Stated exercise: Give only the number of lines that contain the word "ylabel".

_ _ _ _

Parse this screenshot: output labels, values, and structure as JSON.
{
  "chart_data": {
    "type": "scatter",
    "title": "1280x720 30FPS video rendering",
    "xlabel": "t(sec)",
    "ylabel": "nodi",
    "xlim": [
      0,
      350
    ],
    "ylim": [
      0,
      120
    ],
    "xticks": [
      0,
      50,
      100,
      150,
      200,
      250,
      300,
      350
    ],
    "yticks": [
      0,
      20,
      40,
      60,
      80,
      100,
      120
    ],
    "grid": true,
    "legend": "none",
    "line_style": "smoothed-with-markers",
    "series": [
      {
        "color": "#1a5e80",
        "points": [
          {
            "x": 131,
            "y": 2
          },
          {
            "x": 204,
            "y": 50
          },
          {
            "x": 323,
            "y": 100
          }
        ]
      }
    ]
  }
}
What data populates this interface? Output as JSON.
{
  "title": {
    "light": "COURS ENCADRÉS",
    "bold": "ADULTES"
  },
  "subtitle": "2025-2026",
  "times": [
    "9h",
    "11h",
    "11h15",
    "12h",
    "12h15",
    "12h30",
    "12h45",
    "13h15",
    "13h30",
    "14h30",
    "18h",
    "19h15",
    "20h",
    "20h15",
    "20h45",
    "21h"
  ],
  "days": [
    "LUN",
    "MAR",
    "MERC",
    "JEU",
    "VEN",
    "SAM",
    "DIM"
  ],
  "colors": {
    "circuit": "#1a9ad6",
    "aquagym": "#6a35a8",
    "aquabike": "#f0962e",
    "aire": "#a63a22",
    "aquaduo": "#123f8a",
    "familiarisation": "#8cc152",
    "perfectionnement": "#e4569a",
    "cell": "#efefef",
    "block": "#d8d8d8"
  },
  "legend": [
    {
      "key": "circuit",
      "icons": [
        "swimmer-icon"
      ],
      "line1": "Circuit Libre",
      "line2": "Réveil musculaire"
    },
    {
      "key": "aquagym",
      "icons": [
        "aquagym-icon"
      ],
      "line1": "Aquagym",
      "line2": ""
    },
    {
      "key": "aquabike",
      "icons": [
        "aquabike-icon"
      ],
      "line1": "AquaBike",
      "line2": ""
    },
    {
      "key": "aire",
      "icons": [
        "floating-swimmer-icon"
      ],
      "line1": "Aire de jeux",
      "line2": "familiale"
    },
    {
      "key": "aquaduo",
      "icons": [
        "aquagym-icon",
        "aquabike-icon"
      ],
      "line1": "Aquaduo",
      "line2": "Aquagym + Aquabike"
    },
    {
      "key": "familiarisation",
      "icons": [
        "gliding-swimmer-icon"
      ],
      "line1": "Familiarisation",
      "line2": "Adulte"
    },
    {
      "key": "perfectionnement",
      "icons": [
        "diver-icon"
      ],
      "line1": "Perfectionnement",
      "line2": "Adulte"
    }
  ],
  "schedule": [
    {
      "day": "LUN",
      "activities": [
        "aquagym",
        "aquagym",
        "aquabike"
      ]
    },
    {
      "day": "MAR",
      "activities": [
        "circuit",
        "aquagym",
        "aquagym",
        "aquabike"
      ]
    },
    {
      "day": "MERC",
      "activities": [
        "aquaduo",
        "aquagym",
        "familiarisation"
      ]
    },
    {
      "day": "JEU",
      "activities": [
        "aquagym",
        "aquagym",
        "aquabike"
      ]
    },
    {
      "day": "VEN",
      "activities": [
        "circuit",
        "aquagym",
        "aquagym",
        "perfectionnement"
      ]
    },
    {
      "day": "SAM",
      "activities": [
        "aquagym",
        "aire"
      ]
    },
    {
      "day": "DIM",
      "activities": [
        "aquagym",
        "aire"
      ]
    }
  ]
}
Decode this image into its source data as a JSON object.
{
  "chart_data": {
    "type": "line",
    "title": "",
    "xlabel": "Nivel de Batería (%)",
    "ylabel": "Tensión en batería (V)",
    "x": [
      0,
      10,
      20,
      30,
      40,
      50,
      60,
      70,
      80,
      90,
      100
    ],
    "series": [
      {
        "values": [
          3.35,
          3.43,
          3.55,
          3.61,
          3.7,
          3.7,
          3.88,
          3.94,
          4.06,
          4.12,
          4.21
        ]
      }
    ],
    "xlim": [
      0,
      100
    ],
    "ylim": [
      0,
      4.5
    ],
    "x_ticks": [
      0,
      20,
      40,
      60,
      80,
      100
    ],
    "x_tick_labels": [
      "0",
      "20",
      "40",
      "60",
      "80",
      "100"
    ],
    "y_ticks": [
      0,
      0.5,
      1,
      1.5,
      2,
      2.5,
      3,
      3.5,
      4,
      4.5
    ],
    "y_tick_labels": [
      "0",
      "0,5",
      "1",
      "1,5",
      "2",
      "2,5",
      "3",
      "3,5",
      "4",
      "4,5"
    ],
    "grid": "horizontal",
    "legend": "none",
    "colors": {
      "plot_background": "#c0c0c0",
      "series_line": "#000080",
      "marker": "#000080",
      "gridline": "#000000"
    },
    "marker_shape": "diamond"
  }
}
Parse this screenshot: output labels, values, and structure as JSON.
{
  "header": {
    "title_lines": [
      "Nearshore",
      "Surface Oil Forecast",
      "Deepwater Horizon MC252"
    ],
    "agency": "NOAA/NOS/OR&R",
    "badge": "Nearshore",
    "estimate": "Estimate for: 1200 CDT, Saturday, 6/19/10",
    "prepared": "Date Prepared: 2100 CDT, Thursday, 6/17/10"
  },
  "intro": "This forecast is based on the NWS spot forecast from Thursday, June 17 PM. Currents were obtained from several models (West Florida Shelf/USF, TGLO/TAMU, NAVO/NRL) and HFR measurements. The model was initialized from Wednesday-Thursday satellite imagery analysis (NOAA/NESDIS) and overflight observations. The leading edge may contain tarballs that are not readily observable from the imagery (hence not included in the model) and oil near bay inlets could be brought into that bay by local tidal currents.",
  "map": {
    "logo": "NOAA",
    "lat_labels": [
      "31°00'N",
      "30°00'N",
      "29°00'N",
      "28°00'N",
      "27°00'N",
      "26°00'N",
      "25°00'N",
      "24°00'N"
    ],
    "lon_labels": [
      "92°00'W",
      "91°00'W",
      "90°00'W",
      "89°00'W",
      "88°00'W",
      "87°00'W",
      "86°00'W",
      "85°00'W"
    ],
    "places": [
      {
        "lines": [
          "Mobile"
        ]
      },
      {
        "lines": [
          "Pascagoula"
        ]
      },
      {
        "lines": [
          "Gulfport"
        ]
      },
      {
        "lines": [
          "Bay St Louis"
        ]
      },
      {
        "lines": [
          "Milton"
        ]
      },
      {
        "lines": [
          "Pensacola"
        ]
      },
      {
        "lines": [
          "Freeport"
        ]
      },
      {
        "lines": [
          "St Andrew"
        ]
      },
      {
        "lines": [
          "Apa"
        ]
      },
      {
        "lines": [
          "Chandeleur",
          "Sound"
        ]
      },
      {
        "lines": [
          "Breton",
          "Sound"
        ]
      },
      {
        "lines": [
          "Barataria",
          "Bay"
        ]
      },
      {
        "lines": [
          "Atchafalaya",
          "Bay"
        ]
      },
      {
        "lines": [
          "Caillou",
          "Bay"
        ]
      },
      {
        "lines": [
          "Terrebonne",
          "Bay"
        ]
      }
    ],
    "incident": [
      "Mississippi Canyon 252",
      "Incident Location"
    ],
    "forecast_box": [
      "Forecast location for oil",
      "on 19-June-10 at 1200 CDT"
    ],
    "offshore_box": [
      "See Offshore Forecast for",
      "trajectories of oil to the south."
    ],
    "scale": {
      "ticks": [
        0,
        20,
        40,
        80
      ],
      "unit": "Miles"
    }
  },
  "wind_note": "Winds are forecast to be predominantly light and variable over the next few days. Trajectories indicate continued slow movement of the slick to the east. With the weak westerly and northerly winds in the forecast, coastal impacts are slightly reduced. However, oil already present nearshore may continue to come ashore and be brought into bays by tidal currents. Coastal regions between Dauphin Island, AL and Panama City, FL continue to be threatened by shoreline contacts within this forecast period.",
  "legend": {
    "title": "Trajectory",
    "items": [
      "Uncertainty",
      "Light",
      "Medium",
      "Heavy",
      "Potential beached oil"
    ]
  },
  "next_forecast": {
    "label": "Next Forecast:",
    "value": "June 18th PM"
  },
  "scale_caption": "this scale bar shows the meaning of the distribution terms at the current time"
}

_ _ _ _

Result below: 2